Stored dataset items:
-.-.-
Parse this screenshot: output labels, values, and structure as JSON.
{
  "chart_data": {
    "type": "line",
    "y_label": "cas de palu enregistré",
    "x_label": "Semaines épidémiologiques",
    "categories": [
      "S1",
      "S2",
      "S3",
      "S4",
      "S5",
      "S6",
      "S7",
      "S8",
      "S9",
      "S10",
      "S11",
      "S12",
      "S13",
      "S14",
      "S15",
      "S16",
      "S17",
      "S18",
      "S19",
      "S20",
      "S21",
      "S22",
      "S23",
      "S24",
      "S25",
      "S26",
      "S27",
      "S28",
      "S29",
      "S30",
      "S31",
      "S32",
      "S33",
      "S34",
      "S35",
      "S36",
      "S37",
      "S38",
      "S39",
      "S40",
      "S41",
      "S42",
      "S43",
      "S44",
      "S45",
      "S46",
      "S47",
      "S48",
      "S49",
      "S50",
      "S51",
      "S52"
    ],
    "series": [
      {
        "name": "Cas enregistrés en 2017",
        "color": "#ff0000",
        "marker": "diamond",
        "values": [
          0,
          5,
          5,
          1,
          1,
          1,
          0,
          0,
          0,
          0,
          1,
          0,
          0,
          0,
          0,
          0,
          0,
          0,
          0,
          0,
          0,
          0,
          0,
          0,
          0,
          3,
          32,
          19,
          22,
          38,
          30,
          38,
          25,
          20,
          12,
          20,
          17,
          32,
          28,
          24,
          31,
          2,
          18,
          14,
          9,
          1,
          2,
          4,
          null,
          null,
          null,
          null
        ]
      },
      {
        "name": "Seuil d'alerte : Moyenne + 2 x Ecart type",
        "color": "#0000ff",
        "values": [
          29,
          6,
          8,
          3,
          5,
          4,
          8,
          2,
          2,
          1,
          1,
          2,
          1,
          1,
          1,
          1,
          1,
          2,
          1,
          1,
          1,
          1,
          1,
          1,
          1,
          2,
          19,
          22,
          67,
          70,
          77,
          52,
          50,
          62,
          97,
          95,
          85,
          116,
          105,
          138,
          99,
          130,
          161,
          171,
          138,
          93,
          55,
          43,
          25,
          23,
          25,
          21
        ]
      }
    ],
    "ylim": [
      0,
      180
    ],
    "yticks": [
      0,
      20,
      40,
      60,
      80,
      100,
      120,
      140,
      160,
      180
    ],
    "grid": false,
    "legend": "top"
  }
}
-.-.-
## [What to produce]
Only lines with the word "name" should be collected from the material.

## [Task output]
        "name": "Cas enregistrés en 2017",
        "name": "Seuil d'alerte : Moyenne + 2 x Ecart type",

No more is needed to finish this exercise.